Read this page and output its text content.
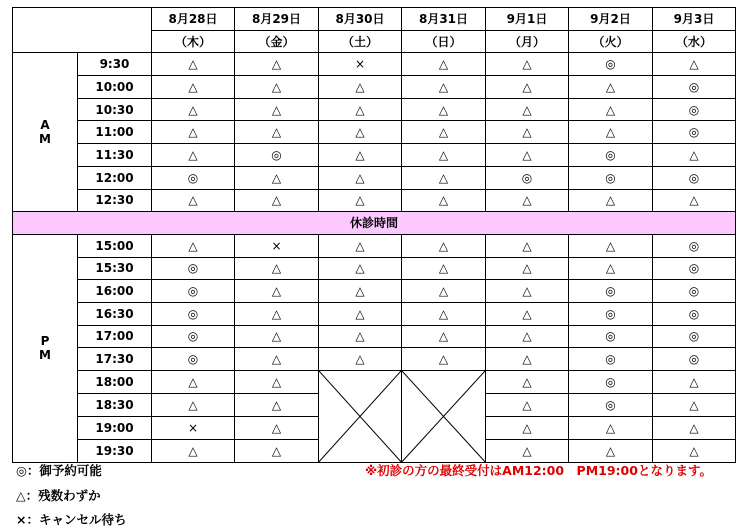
		8月28日	8月29日	8月30日	8月31日	9月1日	9月2日	9月3日
		（木）	（金）	（土）	（日）	（月）	（火）	（水）

A
M	9:30	△	△	×	△	△	◎	△
	10:00	△	△	△	△	△	△	◎
	10:30	△	△	△	△	△	△	◎
	11:00	△	△	△	△	△	△	◎
	11:30	△	◎	△	△	△	◎	△
	12:00	◎	△	△	△	◎	◎	◎
	12:30	△	△	△	△	△	△	△
休診時間								

P
M	15:00	△	×	△	△	△	△	◎
	15:30	◎	△	△	△	△	△	◎
	16:00	◎	△	△	△	△	◎	◎
	16:30	◎	△	△	△	△	◎	◎
	17:00	◎	△	△	△	△	◎	◎
	17:30	◎	△	△	△	△	◎	◎
	18:00	△	△			△	◎	△
	18:30	△	△			△	◎	△
	19:00	×	△			△	△	△
	19:30	△	△			△	△	△
◎：御予約可能
△：残数わずか
×：キャンセル待ち
※初診の方の最終受付はAM12:00　PM19:00となります。
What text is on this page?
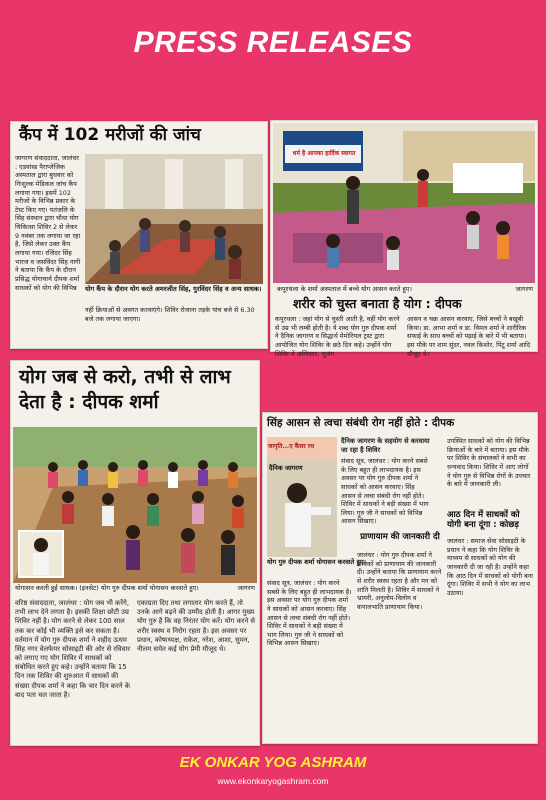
PRESS RELEASES
कैंप में 102 मरीजों की जांच
जागरण संवाददाता, जालंधर : एडवांस्ड पैराप्लेजिक अस्पताल द्वारा बुधवार को निःशुल्क मेडिकल जांच कैंप लगाया गया। इसमें 102 मरीजों के विभिन्न प्रकार के टेस्ट किए गए। पतंजलि के सिंह संस्थान द्वारा चौथा योग चिकित्सा शिविर 2 से लेकर 9 नवंबर तक लगाया जा रहा है, जिसे लेकर उक्त कैंप लगाया गया। रजिंदर सिंह भारज व जसविंदर सिंह नागी ने बताया कि कैंप के दौरान प्रसिद्ध योगाचार्य दीपक शर्मा साधकों को योग की विभिन्न	योग कैंप के दौरान योग करते अमरजीत सिंह, गुरविंदर सिंह व अन्य साधक।
नहीं क्रियाओं से अवगत करवाएंगे। शिविर रोजाना तड़के पांच बजे से 6.30 बजे तक लगाया जाएगा।
धर्म है आपका हार्दिक स्वागत
कपूरथला के शर्मा अस्पताल में बच्चे योग आसन करते हुए।	जागरण
शरीर को चुस्त बनाता है योग : दीपक
कपूरथला : जहां योग से चुस्ती आती है, वहीं योग करने से उम्र भी लम्बी होती है। ये शब्द योग गुरु दीपक शर्मा ने दैनिक जागरण व सिद्धार्थ मेमोरियल ट्रस्ट द्वारा आयोजित योग शिविर के छठे दिन कहे। उन्होंने योग शिविर में अग्निसार, भुजंग
आसन व चक्र आसन करवाए, जिसे बच्चों ने बखूबी किया। डा. आभा शर्मा व डा. विमल शर्मा ने शारीरिक सफाई के साथ बच्चों को पढ़ाई के बारे में भी बताया। इस मौके पर शाम सुंदर, नवल किशोर, पिंटू शर्मा आदि मौजूद थे।
योग जब से करो, तभी से लाभ देता है : दीपक शर्मा
योगासन करती हुई साधक। (इनसेट) योग गुरु दीपक शर्मा योगासन करवाते हुए।	जागरण
वरिष्ठ संवाददाता, जालंधर : योग जब भी करेंगे, तभी लाभ देने लगता है। इसकी शिक्षा छोटी उम्र शिविर नहीं है। योग करने से लेकर 100 साल तक कर कोई भी व्यक्ति इसे कर सकता है। वर्तमान में योग गुरु दीपक शर्मा ने शहीद ऊधम सिंह नगर वेलफेयर सोसाइटी की ओर से रविवार को लगाए गए योग शिविर में साधकों को संबोधित करते हुए कहे। उन्होंने बताया कि 15 दिन तक शिविर की शुरुआत में साधकों की संख्या दीपक शर्मा ने कहा कि चार दिन करने के बाद पता चल जाता है।
एकाग्रता दिए तथा लगातार योग करते हैं, तो उनके आगे बढ़ने की उम्मीद होती है। आगर मुख्य योग गुरु है कि वह निरंतर योग करें। योग करने से शरीर स्वस्थ व निरोग रहता है। इस अवसर पर प्रधान, कोषाध्यक्ष, राकेश, नरेश, आशा, सुमन, नीलम समेत कई योग प्रेमी मौजूद थे।
सिंह आसन से त्वचा संबंधी रोग नहीं होते : दीपक
जागृति...ए कैंसर रथ
दैनिक जागरण
दैनिक जागरण के सहयोग से करवाया जा रहा है शिविर
योग गुरु दीपक शर्मा योगासन करवाते हुए।
संवाद सूत्र, जालंधर : योग करने सबसे के लिए बहुत ही लाभदायक है। इस अवसर पर योग गुरु दीपक शर्मा ने साधकों को आसन करवाए। सिंह आसन से त्वचा संबंधी रोग नहीं होते। शिविर में साधकों ने बड़ी संख्या में भाग लिया। गुरु जी ने साधकों को विभिन्न आसन सिखाए।
प्राणायाम की जानकारी दी
संवाद सूत्र, जालंधर : योग करने सबसे के लिए बहुत ही लाभदायक है। इस अवसर पर योग गुरु दीपक शर्मा ने साधकों को आसन करवाए। सिंह आसन से त्वचा संबंधी रोग नहीं होते। शिविर में साधकों ने बड़ी संख्या में भाग लिया। गुरु जी ने साधकों को विभिन्न आसन सिखाए।
जालंधर : योग गुरु दीपक शर्मा ने साधकों को प्राणायाम की जानकारी दी। उन्होंने बताया कि प्राणायाम करने से शरीर स्वस्थ रहता है और मन को शांति मिलती है। शिविर में साधकों ने भ्रामरी, अनुलोम-विलोम व कपालभाति प्राणायाम किया।
उपस्थित साधकों को योग की विभिन्न क्रियाओं के बारे में बताया। इस मौके पर शिविर के संचालकों ने सभी का धन्यवाद किया। शिविर में आए लोगों ने योग गुरु से विभिन्न रोगों के उपचार के बारे में जानकारी ली।
आठ दिन में साधकों को योगी बना दूंगा : कोछड़
जालंधर : समाज सेवा सोसाइटी के प्रधान ने कहा कि योग शिविर के माध्यम से साधकों को योग की जानकारी दी जा रही है। उन्होंने कहा कि आठ दिन में साधकों को योगी बना दूंगा। शिविर में सभी ने योग का लाभ उठाया।
EK ONKAR YOG ASHRAM
www.ekonkaryogashram.com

++++++++

Your instructions:
Print the complete listing exactly, apart from any pictures.

Completed exercise:
Read this page and output its text content.
		8月28日	8月29日	8月30日	8月31日	9月1日	9月2日	9月3日
		（木）	（金）	（土）	（日）	（月）	（火）	（水）

A
M	9:30	△	△	×	△	△	◎	△
	10:00	△	△	△	△	△	△	◎
	10:30	△	△	△	△	△	△	◎
	11:00	△	△	△	△	△	△	◎
	11:30	△	◎	△	△	△	◎	△
	12:00	◎	△	△	△	◎	◎	◎
	12:30	△	△	△	△	△	△	△
休診時間								

P
M	15:00	△	×	△	△	△	△	◎
	15:30	◎	△	△	△	△	△	◎
	16:00	◎	△	△	△	△	◎	◎
	16:30	◎	△	△	△	△	◎	◎
	17:00	◎	△	△	△	△	◎	◎
	17:30	◎	△	△	△	△	◎	◎
	18:00	△	△			△	◎	△
	18:30	△	△			△	◎	△
	19:00	×	△			△	△	△
	19:30	△	△			△	△	△
◎：御予約可能
△：残数わずか
×：キャンセル待ち
※初診の方の最終受付はAM12:00　PM19:00となります。
What text is on this page?
PRESS RELEASES
कैंप में 102 मरीजों की जांच
जागरण संवाददाता, जालंधर : एडवांस्ड पैराप्लेजिक अस्पताल द्वारा बुधवार को निःशुल्क मेडिकल जांच कैंप लगाया गया। इसमें 102 मरीजों के विभिन्न प्रकार के टेस्ट किए गए। पतंजलि के सिंह संस्थान द्वारा चौथा योग चिकित्सा शिविर 2 से लेकर 9 नवंबर तक लगाया जा रहा है, जिसे लेकर उक्त कैंप लगाया गया। रजिंदर सिंह भारज व जसविंदर सिंह नागी ने बताया कि कैंप के दौरान प्रसिद्ध योगाचार्य दीपक शर्मा साधकों को योग की विभिन्न	योग कैंप के दौरान योग करते अमरजीत सिंह, गुरविंदर सिंह व अन्य साधक।
नहीं क्रियाओं से अवगत करवाएंगे। शिविर रोजाना तड़के पांच बजे से 6.30 बजे तक लगाया जाएगा।
धर्म है आपका हार्दिक स्वागत
कपूरथला के शर्मा अस्पताल में बच्चे योग आसन करते हुए।	जागरण
शरीर को चुस्त बनाता है योग : दीपक
कपूरथला : जहां योग से चुस्ती आती है, वहीं योग करने से उम्र भी लम्बी होती है। ये शब्द योग गुरु दीपक शर्मा ने दैनिक जागरण व सिद्धार्थ मेमोरियल ट्रस्ट द्वारा आयोजित योग शिविर के छठे दिन कहे। उन्होंने योग शिविर में अग्निसार, भुजंग
आसन व चक्र आसन करवाए, जिसे बच्चों ने बखूबी किया। डा. आभा शर्मा व डा. विमल शर्मा ने शारीरिक सफाई के साथ बच्चों को पढ़ाई के बारे में भी बताया। इस मौके पर शाम सुंदर, नवल किशोर, पिंटू शर्मा आदि मौजूद थे।
योग जब से करो, तभी से लाभ देता है : दीपक शर्मा
योगासन करती हुई साधक। (इनसेट) योग गुरु दीपक शर्मा योगासन करवाते हुए।	जागरण
वरिष्ठ संवाददाता, जालंधर : योग जब भी करेंगे, तभी लाभ देने लगता है। इसकी शिक्षा छोटी उम्र शिविर नहीं है। योग करने से लेकर 100 साल तक कर कोई भी व्यक्ति इसे कर सकता है। वर्तमान में योग गुरु दीपक शर्मा ने शहीद ऊधम सिंह नगर वेलफेयर सोसाइटी की ओर से रविवार को लगाए गए योग शिविर में साधकों को संबोधित करते हुए कहे। उन्होंने बताया कि 15 दिन तक शिविर की शुरुआत में साधकों की संख्या दीपक शर्मा ने कहा कि चार दिन करने के बाद पता चल जाता है।
एकाग्रता दिए तथा लगातार योग करते हैं, तो उनके आगे बढ़ने की उम्मीद होती है। आगर मुख्य योग गुरु है कि वह निरंतर योग करें। योग करने से शरीर स्वस्थ व निरोग रहता है। इस अवसर पर प्रधान, कोषाध्यक्ष, राकेश, नरेश, आशा, सुमन, नीलम समेत कई योग प्रेमी मौजूद थे।
सिंह आसन से त्वचा संबंधी रोग नहीं होते : दीपक
जागृति...ए कैंसर रथ
दैनिक जागरण
दैनिक जागरण के सहयोग से करवाया जा रहा है शिविर
योग गुरु दीपक शर्मा योगासन करवाते हुए।
संवाद सूत्र, जालंधर : योग करने सबसे के लिए बहुत ही लाभदायक है। इस अवसर पर योग गुरु दीपक शर्मा ने साधकों को आसन करवाए। सिंह आसन से त्वचा संबंधी रोग नहीं होते। शिविर में साधकों ने बड़ी संख्या में भाग लिया। गुरु जी ने साधकों को विभिन्न आसन सिखाए।
प्राणायाम की जानकारी दी
संवाद सूत्र, जालंधर : योग करने सबसे के लिए बहुत ही लाभदायक है। इस अवसर पर योग गुरु दीपक शर्मा ने साधकों को आसन करवाए। सिंह आसन से त्वचा संबंधी रोग नहीं होते। शिविर में साधकों ने बड़ी संख्या में भाग लिया। गुरु जी ने साधकों को विभिन्न आसन सिखाए।
जालंधर : योग गुरु दीपक शर्मा ने साधकों को प्राणायाम की जानकारी दी। उन्होंने बताया कि प्राणायाम करने से शरीर स्वस्थ रहता है और मन को शांति मिलती है। शिविर में साधकों ने भ्रामरी, अनुलोम-विलोम व कपालभाति प्राणायाम किया।
उपस्थित साधकों को योग की विभिन्न क्रियाओं के बारे में बताया। इस मौके पर शिविर के संचालकों ने सभी का धन्यवाद किया। शिविर में आए लोगों ने योग गुरु से विभिन्न रोगों के उपचार के बारे में जानकारी ली।
आठ दिन में साधकों को योगी बना दूंगा : कोछड़
जालंधर : समाज सेवा सोसाइटी के प्रधान ने कहा कि योग शिविर के माध्यम से साधकों को योग की जानकारी दी जा रही है। उन्होंने कहा कि आठ दिन में साधकों को योगी बना दूंगा। शिविर में सभी ने योग का लाभ उठाया।
EK ONKAR YOG ASHRAM
www.ekonkaryogashram.com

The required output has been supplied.